● Exercise details
Each line containing the word "Modeling" must be reported.

* START *

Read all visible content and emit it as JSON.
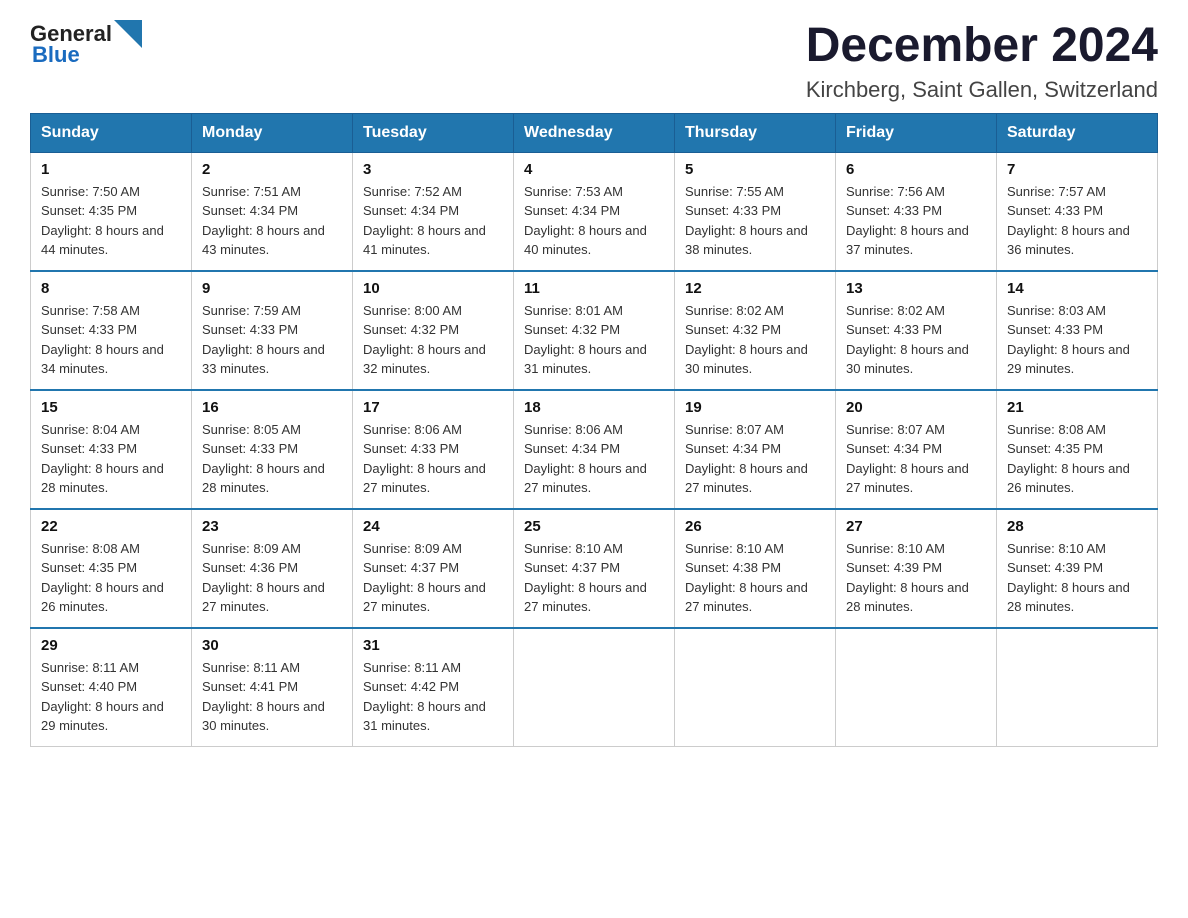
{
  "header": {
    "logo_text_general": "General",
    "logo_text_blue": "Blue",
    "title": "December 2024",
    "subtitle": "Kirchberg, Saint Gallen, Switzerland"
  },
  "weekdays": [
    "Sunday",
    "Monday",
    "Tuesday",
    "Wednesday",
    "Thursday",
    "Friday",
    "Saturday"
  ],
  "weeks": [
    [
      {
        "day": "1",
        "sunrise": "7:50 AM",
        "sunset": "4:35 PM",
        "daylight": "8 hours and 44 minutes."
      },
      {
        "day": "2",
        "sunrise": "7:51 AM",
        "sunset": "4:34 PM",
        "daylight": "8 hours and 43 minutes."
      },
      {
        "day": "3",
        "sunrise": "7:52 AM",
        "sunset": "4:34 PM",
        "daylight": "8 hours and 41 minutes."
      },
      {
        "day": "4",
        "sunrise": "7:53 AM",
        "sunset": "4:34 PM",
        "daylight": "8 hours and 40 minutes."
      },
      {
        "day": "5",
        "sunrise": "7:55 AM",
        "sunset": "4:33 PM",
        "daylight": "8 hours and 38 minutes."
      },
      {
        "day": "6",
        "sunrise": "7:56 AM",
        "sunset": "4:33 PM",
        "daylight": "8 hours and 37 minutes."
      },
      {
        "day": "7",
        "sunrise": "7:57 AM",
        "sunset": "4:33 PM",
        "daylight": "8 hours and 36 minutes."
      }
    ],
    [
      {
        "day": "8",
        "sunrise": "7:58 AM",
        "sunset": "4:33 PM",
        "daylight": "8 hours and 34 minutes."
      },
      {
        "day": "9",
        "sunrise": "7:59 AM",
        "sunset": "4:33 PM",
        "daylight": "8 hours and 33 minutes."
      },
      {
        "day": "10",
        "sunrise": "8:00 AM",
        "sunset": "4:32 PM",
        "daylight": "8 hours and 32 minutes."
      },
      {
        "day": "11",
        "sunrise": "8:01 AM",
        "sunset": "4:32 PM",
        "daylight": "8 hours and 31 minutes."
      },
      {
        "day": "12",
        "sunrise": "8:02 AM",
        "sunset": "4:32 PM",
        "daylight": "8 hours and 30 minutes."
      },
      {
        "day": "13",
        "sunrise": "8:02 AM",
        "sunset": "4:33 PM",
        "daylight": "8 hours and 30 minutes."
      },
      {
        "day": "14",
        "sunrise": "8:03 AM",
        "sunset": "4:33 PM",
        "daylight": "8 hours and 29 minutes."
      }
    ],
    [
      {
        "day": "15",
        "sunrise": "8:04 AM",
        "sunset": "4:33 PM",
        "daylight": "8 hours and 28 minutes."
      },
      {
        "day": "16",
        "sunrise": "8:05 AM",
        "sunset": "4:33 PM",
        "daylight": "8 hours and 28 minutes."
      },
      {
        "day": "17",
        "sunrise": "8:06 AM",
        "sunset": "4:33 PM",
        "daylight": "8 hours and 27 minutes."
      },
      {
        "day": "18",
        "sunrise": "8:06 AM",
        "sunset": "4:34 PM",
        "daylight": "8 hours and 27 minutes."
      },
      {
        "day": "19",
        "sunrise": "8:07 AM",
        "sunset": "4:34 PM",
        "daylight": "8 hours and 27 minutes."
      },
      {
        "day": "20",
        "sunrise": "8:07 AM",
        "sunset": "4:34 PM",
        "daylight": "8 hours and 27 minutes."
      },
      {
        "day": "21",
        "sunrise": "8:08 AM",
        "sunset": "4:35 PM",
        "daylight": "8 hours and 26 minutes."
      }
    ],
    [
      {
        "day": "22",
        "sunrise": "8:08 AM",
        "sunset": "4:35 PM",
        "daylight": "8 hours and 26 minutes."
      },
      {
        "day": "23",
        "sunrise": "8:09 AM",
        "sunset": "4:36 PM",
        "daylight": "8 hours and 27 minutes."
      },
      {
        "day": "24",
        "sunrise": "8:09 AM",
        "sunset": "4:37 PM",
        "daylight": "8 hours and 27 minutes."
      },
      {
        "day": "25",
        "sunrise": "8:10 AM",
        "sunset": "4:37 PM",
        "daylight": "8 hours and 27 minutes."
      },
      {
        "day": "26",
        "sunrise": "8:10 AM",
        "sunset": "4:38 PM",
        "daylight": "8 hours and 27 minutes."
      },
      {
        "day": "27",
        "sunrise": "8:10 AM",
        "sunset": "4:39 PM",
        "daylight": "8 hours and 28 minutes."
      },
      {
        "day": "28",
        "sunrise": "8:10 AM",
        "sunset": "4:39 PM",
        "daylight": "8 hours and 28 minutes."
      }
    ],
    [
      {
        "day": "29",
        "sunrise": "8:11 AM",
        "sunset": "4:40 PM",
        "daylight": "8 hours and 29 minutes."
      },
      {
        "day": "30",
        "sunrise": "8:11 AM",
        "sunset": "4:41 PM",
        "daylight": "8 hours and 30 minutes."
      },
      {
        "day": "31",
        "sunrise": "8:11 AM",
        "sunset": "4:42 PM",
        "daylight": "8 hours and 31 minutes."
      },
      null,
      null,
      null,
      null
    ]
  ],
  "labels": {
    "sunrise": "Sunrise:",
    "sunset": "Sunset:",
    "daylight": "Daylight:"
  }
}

* END *
* START *

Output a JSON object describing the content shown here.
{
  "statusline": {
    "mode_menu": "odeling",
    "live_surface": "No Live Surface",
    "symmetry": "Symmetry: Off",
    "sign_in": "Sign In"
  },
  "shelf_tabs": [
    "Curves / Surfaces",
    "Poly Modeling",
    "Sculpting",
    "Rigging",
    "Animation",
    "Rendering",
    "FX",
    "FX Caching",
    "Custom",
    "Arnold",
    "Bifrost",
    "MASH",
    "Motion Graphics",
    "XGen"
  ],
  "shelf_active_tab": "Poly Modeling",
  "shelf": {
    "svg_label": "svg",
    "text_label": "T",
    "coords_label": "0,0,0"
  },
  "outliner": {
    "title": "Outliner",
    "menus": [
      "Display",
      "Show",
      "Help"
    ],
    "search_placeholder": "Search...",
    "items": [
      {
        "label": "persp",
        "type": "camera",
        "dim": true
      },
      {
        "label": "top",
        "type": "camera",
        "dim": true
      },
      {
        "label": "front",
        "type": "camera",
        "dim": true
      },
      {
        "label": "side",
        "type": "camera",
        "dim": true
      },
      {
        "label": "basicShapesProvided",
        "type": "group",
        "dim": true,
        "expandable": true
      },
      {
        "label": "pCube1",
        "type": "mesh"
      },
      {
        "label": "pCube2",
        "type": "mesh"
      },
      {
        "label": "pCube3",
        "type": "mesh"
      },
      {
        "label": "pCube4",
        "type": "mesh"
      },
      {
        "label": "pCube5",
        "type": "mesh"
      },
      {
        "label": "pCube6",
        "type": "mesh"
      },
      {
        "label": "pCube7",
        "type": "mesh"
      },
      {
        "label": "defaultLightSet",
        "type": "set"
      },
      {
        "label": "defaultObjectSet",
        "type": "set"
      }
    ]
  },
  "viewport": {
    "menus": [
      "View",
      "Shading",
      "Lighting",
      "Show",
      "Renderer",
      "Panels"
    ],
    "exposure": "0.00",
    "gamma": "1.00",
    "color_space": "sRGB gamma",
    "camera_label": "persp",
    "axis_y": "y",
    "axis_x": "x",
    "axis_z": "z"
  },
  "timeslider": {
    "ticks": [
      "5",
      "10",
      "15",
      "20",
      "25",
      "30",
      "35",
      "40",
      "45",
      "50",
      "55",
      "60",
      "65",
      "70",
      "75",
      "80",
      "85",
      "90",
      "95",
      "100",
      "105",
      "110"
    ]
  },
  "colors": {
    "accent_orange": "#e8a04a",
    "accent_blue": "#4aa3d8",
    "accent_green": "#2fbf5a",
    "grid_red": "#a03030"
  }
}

* END *

● Full solution
    "Poly Modeling",
  "shelf_active_tab": "Poly Modeling",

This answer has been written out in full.